*DATA TO USE:*
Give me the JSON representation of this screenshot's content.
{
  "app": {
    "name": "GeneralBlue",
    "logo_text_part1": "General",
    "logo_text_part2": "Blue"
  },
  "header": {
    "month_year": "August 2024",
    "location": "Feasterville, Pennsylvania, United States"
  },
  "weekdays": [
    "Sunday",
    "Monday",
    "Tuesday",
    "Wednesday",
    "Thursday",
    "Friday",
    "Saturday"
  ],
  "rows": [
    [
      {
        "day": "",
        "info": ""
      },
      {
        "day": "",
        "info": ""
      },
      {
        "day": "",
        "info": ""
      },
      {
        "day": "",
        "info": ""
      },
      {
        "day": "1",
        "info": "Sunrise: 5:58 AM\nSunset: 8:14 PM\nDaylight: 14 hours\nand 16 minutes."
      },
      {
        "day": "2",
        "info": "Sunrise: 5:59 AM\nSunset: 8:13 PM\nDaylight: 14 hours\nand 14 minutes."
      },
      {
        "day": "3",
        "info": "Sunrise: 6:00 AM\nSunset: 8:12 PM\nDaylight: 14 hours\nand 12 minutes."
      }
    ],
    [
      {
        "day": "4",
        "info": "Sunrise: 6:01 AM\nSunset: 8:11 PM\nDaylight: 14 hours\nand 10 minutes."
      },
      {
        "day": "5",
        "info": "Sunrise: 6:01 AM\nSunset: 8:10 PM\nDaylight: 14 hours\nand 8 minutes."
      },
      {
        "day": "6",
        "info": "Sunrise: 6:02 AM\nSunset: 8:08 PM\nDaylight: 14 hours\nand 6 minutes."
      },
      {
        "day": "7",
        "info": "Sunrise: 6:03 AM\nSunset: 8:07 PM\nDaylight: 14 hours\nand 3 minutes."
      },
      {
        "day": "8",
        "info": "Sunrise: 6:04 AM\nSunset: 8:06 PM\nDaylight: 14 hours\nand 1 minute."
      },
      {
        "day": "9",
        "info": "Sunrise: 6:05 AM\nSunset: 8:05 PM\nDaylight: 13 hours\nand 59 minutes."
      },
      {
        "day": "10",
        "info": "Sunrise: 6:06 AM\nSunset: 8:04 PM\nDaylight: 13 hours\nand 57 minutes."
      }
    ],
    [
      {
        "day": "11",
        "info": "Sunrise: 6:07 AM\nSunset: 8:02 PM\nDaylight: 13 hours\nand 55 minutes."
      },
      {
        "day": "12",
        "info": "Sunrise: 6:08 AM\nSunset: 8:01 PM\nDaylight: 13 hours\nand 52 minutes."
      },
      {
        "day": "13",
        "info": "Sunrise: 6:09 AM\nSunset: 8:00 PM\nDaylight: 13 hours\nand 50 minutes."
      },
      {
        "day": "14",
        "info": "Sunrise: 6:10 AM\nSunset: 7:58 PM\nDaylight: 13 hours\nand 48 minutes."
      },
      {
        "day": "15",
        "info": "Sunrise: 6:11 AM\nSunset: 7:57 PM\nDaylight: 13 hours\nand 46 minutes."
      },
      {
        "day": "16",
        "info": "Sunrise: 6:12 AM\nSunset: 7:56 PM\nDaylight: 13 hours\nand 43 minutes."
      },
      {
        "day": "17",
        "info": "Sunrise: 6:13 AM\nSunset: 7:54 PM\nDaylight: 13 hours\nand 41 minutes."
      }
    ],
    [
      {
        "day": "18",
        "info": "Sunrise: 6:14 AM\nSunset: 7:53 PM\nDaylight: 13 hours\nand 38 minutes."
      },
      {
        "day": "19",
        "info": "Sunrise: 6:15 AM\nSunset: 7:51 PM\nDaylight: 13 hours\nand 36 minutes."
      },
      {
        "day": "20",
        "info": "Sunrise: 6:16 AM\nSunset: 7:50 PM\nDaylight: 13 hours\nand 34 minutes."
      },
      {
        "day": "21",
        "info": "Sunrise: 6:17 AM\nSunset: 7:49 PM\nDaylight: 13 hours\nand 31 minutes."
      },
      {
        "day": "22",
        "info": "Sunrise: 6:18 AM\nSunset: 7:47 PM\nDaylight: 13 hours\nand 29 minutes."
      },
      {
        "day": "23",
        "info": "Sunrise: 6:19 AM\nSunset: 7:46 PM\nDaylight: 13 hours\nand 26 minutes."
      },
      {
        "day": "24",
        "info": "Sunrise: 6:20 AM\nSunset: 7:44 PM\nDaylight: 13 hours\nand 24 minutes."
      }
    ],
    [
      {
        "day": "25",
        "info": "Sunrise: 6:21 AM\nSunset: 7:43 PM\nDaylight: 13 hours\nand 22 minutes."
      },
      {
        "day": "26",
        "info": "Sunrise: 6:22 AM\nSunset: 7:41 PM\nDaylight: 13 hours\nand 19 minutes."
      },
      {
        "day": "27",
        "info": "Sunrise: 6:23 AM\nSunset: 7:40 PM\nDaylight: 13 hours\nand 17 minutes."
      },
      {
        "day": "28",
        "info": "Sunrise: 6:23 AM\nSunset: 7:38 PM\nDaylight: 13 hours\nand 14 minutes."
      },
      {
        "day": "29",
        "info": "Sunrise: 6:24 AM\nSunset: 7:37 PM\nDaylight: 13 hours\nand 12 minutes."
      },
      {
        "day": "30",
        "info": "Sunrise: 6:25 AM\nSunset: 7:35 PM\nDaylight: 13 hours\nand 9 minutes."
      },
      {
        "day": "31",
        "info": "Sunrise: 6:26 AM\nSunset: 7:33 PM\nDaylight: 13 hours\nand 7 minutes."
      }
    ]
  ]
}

*SHORT TASK:* All of the entries should be written out again exactly.

*SOLUTION TO THIS EXERCISE:*
Give me the JSON representation of this screenshot's content.
{
  "app": {
    "name": "GeneralBlue",
    "logo_text_part1": "General",
    "logo_text_part2": "Blue"
  },
  "header": {
    "month_year": "August 2024",
    "location": "Feasterville, Pennsylvania, United States"
  },
  "weekdays": [
    "Sunday",
    "Monday",
    "Tuesday",
    "Wednesday",
    "Thursday",
    "Friday",
    "Saturday"
  ],
  "rows": [
    [
      {
        "day": "",
        "info": ""
      },
      {
        "day": "",
        "info": ""
      },
      {
        "day": "",
        "info": ""
      },
      {
        "day": "",
        "info": ""
      },
      {
        "day": "1",
        "info": "Sunrise: 5:58 AM\nSunset: 8:14 PM\nDaylight: 14 hours\nand 16 minutes."
      },
      {
        "day": "2",
        "info": "Sunrise: 5:59 AM\nSunset: 8:13 PM\nDaylight: 14 hours\nand 14 minutes."
      },
      {
        "day": "3",
        "info": "Sunrise: 6:00 AM\nSunset: 8:12 PM\nDaylight: 14 hours\nand 12 minutes."
      }
    ],
    [
      {
        "day": "4",
        "info": "Sunrise: 6:01 AM\nSunset: 8:11 PM\nDaylight: 14 hours\nand 10 minutes."
      },
      {
        "day": "5",
        "info": "Sunrise: 6:01 AM\nSunset: 8:10 PM\nDaylight: 14 hours\nand 8 minutes."
      },
      {
        "day": "6",
        "info": "Sunrise: 6:02 AM\nSunset: 8:08 PM\nDaylight: 14 hours\nand 6 minutes."
      },
      {
        "day": "7",
        "info": "Sunrise: 6:03 AM\nSunset: 8:07 PM\nDaylight: 14 hours\nand 3 minutes."
      },
      {
        "day": "8",
        "info": "Sunrise: 6:04 AM\nSunset: 8:06 PM\nDaylight: 14 hours\nand 1 minute."
      },
      {
        "day": "9",
        "info": "Sunrise: 6:05 AM\nSunset: 8:05 PM\nDaylight: 13 hours\nand 59 minutes."
      },
      {
        "day": "10",
        "info": "Sunrise: 6:06 AM\nSunset: 8:04 PM\nDaylight: 13 hours\nand 57 minutes."
      }
    ],
    [
      {
        "day": "11",
        "info": "Sunrise: 6:07 AM\nSunset: 8:02 PM\nDaylight: 13 hours\nand 55 minutes."
      },
      {
        "day": "12",
        "info": "Sunrise: 6:08 AM\nSunset: 8:01 PM\nDaylight: 13 hours\nand 52 minutes."
      },
      {
        "day": "13",
        "info": "Sunrise: 6:09 AM\nSunset: 8:00 PM\nDaylight: 13 hours\nand 50 minutes."
      },
      {
        "day": "14",
        "info": "Sunrise: 6:10 AM\nSunset: 7:58 PM\nDaylight: 13 hours\nand 48 minutes."
      },
      {
        "day": "15",
        "info": "Sunrise: 6:11 AM\nSunset: 7:57 PM\nDaylight: 13 hours\nand 46 minutes."
      },
      {
        "day": "16",
        "info": "Sunrise: 6:12 AM\nSunset: 7:56 PM\nDaylight: 13 hours\nand 43 minutes."
      },
      {
        "day": "17",
        "info": "Sunrise: 6:13 AM\nSunset: 7:54 PM\nDaylight: 13 hours\nand 41 minutes."
      }
    ],
    [
      {
        "day": "18",
        "info": "Sunrise: 6:14 AM\nSunset: 7:53 PM\nDaylight: 13 hours\nand 38 minutes."
      },
      {
        "day": "19",
        "info": "Sunrise: 6:15 AM\nSunset: 7:51 PM\nDaylight: 13 hours\nand 36 minutes."
      },
      {
        "day": "20",
        "info": "Sunrise: 6:16 AM\nSunset: 7:50 PM\nDaylight: 13 hours\nand 34 minutes."
      },
      {
        "day": "21",
        "info": "Sunrise: 6:17 AM\nSunset: 7:49 PM\nDaylight: 13 hours\nand 31 minutes."
      },
      {
        "day": "22",
        "info": "Sunrise: 6:18 AM\nSunset: 7:47 PM\nDaylight: 13 hours\nand 29 minutes."
      },
      {
        "day": "23",
        "info": "Sunrise: 6:19 AM\nSunset: 7:46 PM\nDaylight: 13 hours\nand 26 minutes."
      },
      {
        "day": "24",
        "info": "Sunrise: 6:20 AM\nSunset: 7:44 PM\nDaylight: 13 hours\nand 24 minutes."
      }
    ],
    [
      {
        "day": "25",
        "info": "Sunrise: 6:21 AM\nSunset: 7:43 PM\nDaylight: 13 hours\nand 22 minutes."
      },
      {
        "day": "26",
        "info": "Sunrise: 6:22 AM\nSunset: 7:41 PM\nDaylight: 13 hours\nand 19 minutes."
      },
      {
        "day": "27",
        "info": "Sunrise: 6:23 AM\nSunset: 7:40 PM\nDaylight: 13 hours\nand 17 minutes."
      },
      {
        "day": "28",
        "info": "Sunrise: 6:23 AM\nSunset: 7:38 PM\nDaylight: 13 hours\nand 14 minutes."
      },
      {
        "day": "29",
        "info": "Sunrise: 6:24 AM\nSunset: 7:37 PM\nDaylight: 13 hours\nand 12 minutes."
      },
      {
        "day": "30",
        "info": "Sunrise: 6:25 AM\nSunset: 7:35 PM\nDaylight: 13 hours\nand 9 minutes."
      },
      {
        "day": "31",
        "info": "Sunrise: 6:26 AM\nSunset: 7:33 PM\nDaylight: 13 hours\nand 7 minutes."
      }
    ]
  ]
}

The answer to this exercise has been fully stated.